→ **Task to carry out**:
Skip the pictures and quote all of the lines exactly.

→ **Information supplied**:
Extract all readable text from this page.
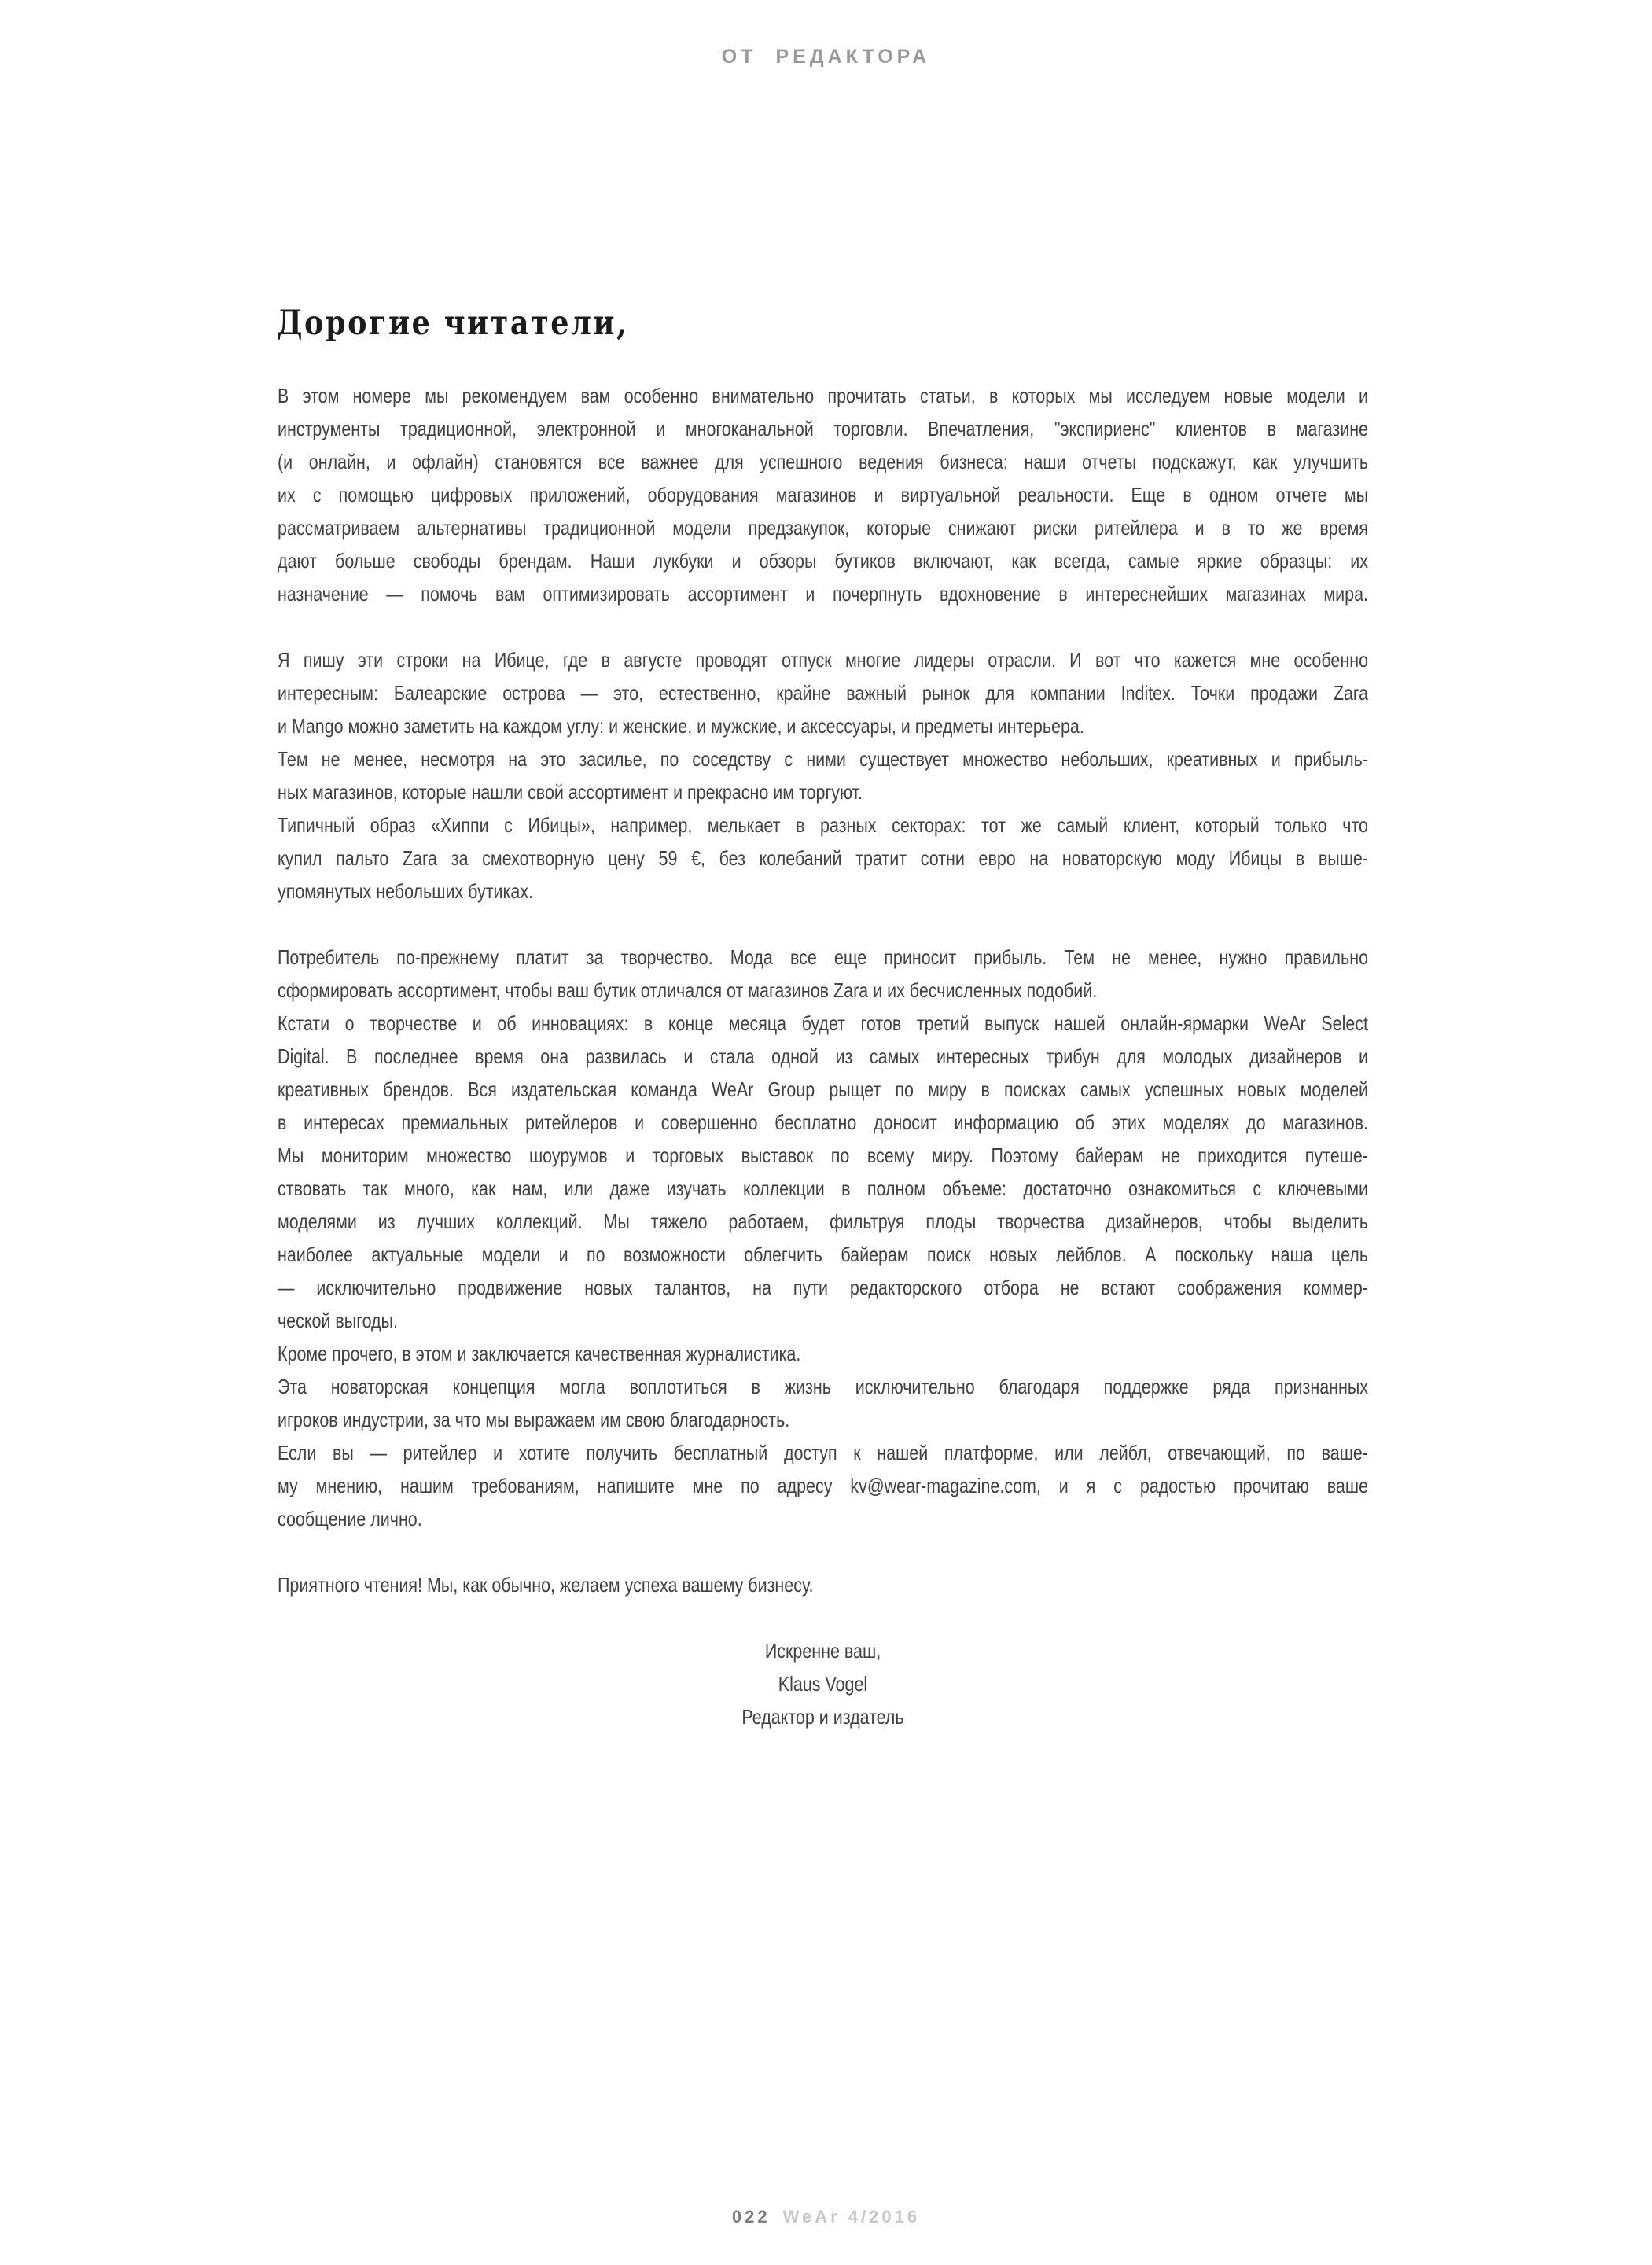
ОТ РЕДАКТОРА
Дорогие читатели,
В этом номере мы рекомендуем вам особенно внимательно прочитать статьи, в которых мы исследуем новые модели и
инструменты традиционной, электронной и многоканальной торговли. Впечатления, "экспириенс" клиентов в магазине
(и онлайн, и офлайн) становятся все важнее для успешного ведения бизнеса: наши отчеты подскажут, как улучшить
их с помощью цифровых приложений, оборудования магазинов и виртуальной реальности. Еще в одном отчете мы
рассматриваем альтернативы традиционной модели предзакупок, которые снижают риски ритейлера и в то же время
дают больше свободы брендам. Наши лукбуки и обзоры бутиков включают, как всегда, самые яркие образцы: их
назначение — помочь вам оптимизировать ассортимент и почерпнуть вдохновение в интереснейших магазинах мира.
Я пишу эти строки на Ибице, где в августе проводят отпуск многие лидеры отрасли. И вот что кажется мне особенно
интересным: Балеарские острова — это, естественно, крайне важный рынок для компании Inditex. Точки продажи Zara
и Mango можно заметить на каждом углу: и женские, и мужские, и аксессуары, и предметы интерьера.
Тем не менее, несмотря на это засилье, по соседству с ними существует множество небольших, креативных и прибыль-
ных магазинов, которые нашли свой ассортимент и прекрасно им торгуют.
Типичный образ «Хиппи с Ибицы», например, мелькает в разных секторах: тот же самый клиент, который только что
купил пальто Zara за смехотворную цену 59 €, без колебаний тратит сотни евро на новаторскую моду Ибицы в выше-
упомянутых небольших бутиках.
Потребитель по-прежнему платит за творчество. Мода все еще приносит прибыль. Тем не менее, нужно правильно
сформировать ассортимент, чтобы ваш бутик отличался от магазинов Zara и их бесчисленных подобий.
Кстати о творчестве и об инновациях: в конце месяца будет готов третий выпуск нашей онлайн-ярмарки WeAr Select
Digital. В последнее время она развилась и стала одной из самых интересных трибун для молодых дизайнеров и
креативных брендов. Вся издательская команда WeAr Group рыщет по миру в поисках самых успешных новых моделей
в интересах премиальных ритейлеров и совершенно бесплатно доносит информацию об этих моделях до магазинов.
Мы мониторим множество шоурумов и торговых выставок по всему миру. Поэтому байерам не приходится путеше-
ствовать так много, как нам, или даже изучать коллекции в полном объеме: достаточно ознакомиться с ключевыми
моделями из лучших коллекций. Мы тяжело работаем, фильтруя плоды творчества дизайнеров, чтобы выделить
наиболее актуальные модели и по возможности облегчить байерам поиск новых лейблов. А поскольку наша цель
— исключительно продвижение новых талантов, на пути редакторского отбора не встают соображения коммер-
ческой выгоды.
Кроме прочего, в этом и заключается качественная журналистика.
Эта новаторская концепция могла воплотиться в жизнь исключительно благодаря поддержке ряда признанных
игроков индустрии, за что мы выражаем им свою благодарность.
Если вы — ритейлер и хотите получить бесплатный доступ к нашей платформе, или лейбл, отвечающий, по ваше-
му мнению, нашим требованиям, напишите мне по адресу kv@wear-magazine.com, и я с радостью прочитаю ваше
сообщение лично.
Приятного чтения! Мы, как обычно, желаем успеха вашему бизнесу.
Искренне ваш,
Klaus Vogel
Редактор и издатель
022 WeAr 4/2016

→ **Finished exercise**:
Extract all readable text from this page.
ОТ РЕДАКТОРА
Дорогие читатели,
В этом номере мы рекомендуем вам особенно внимательно прочитать статьи, в которых мы исследуем новые модели и
инструменты традиционной, электронной и многоканальной торговли. Впечатления, "экспириенс" клиентов в магазине
(и онлайн, и офлайн) становятся все важнее для успешного ведения бизнеса: наши отчеты подскажут, как улучшить
их с помощью цифровых приложений, оборудования магазинов и виртуальной реальности. Еще в одном отчете мы
рассматриваем альтернативы традиционной модели предзакупок, которые снижают риски ритейлера и в то же время
дают больше свободы брендам. Наши лукбуки и обзоры бутиков включают, как всегда, самые яркие образцы: их
назначение — помочь вам оптимизировать ассортимент и почерпнуть вдохновение в интереснейших магазинах мира.
Я пишу эти строки на Ибице, где в августе проводят отпуск многие лидеры отрасли. И вот что кажется мне особенно
интересным: Балеарские острова — это, естественно, крайне важный рынок для компании Inditex. Точки продажи Zara
и Mango можно заметить на каждом углу: и женские, и мужские, и аксессуары, и предметы интерьера.
Тем не менее, несмотря на это засилье, по соседству с ними существует множество небольших, креативных и прибыль-
ных магазинов, которые нашли свой ассортимент и прекрасно им торгуют.
Типичный образ «Хиппи с Ибицы», например, мелькает в разных секторах: тот же самый клиент, который только что
купил пальто Zara за смехотворную цену 59 €, без колебаний тратит сотни евро на новаторскую моду Ибицы в выше-
упомянутых небольших бутиках.
Потребитель по-прежнему платит за творчество. Мода все еще приносит прибыль. Тем не менее, нужно правильно
сформировать ассортимент, чтобы ваш бутик отличался от магазинов Zara и их бесчисленных подобий.
Кстати о творчестве и об инновациях: в конце месяца будет готов третий выпуск нашей онлайн-ярмарки WeAr Select
Digital. В последнее время она развилась и стала одной из самых интересных трибун для молодых дизайнеров и
креативных брендов. Вся издательская команда WeAr Group рыщет по миру в поисках самых успешных новых моделей
в интересах премиальных ритейлеров и совершенно бесплатно доносит информацию об этих моделях до магазинов.
Мы мониторим множество шоурумов и торговых выставок по всему миру. Поэтому байерам не приходится путеше-
ствовать так много, как нам, или даже изучать коллекции в полном объеме: достаточно ознакомиться с ключевыми
моделями из лучших коллекций. Мы тяжело работаем, фильтруя плоды творчества дизайнеров, чтобы выделить
наиболее актуальные модели и по возможности облегчить байерам поиск новых лейблов. А поскольку наша цель
— исключительно продвижение новых талантов, на пути редакторского отбора не встают соображения коммер-
ческой выгоды.
Кроме прочего, в этом и заключается качественная журналистика.
Эта новаторская концепция могла воплотиться в жизнь исключительно благодаря поддержке ряда признанных
игроков индустрии, за что мы выражаем им свою благодарность.
Если вы — ритейлер и хотите получить бесплатный доступ к нашей платформе, или лейбл, отвечающий, по ваше-
му мнению, нашим требованиям, напишите мне по адресу kv@wear-magazine.com, и я с радостью прочитаю ваше
сообщение лично.
Приятного чтения! Мы, как обычно, желаем успеха вашему бизнесу.
Искренне ваш,
Klaus Vogel
Редактор и издатель
022 WeAr 4/2016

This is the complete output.